=== STATED EXERCISE ===
Rewrite the rows from the start through the line holding "y-tick-label: 1.0: [539, 120, 558, 136]", inclusive, replacing "leg-image" with "limb-image" and leaving everything else unchanged.

=== DATA PROVIDED ===
***

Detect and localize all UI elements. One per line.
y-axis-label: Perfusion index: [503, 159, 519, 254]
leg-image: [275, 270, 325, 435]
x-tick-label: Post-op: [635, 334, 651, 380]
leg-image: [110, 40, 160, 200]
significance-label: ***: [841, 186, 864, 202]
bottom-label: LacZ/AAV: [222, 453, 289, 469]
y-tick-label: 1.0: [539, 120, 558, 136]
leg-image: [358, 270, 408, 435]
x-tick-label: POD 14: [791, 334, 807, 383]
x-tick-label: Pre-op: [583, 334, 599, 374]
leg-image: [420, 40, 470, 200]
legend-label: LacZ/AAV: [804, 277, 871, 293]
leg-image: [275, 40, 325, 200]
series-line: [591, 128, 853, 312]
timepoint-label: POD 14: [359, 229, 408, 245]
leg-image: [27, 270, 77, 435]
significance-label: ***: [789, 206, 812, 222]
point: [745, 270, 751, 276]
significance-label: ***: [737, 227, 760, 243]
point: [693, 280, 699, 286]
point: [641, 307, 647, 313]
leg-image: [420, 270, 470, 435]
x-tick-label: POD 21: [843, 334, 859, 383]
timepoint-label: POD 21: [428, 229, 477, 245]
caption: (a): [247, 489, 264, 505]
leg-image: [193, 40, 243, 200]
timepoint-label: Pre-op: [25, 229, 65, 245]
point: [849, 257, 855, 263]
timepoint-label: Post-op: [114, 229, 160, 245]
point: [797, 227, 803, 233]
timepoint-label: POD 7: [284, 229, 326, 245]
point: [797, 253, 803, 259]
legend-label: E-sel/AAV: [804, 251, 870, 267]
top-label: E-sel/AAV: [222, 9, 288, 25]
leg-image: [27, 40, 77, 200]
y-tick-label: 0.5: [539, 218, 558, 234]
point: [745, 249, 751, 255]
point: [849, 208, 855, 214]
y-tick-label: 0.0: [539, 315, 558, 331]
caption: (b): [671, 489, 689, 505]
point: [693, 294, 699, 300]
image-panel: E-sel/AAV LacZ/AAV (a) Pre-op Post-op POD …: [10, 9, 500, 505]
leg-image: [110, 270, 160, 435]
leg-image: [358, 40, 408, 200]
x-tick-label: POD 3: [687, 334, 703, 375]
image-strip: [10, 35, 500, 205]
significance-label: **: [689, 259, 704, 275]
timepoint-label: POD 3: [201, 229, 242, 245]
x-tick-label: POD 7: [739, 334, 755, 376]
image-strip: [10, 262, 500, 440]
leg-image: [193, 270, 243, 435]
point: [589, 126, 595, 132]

***

=== WRITTEN REPLY ===
Detect and localize all UI elements. One per line.
y-axis-label: Perfusion index: [503, 159, 519, 254]
limb-image: [275, 270, 325, 435]
x-tick-label: Post-op: [635, 334, 651, 380]
limb-image: [110, 40, 160, 200]
significance-label: ***: [841, 186, 864, 202]
bottom-label: LacZ/AAV: [222, 453, 289, 469]
y-tick-label: 1.0: [539, 120, 558, 136]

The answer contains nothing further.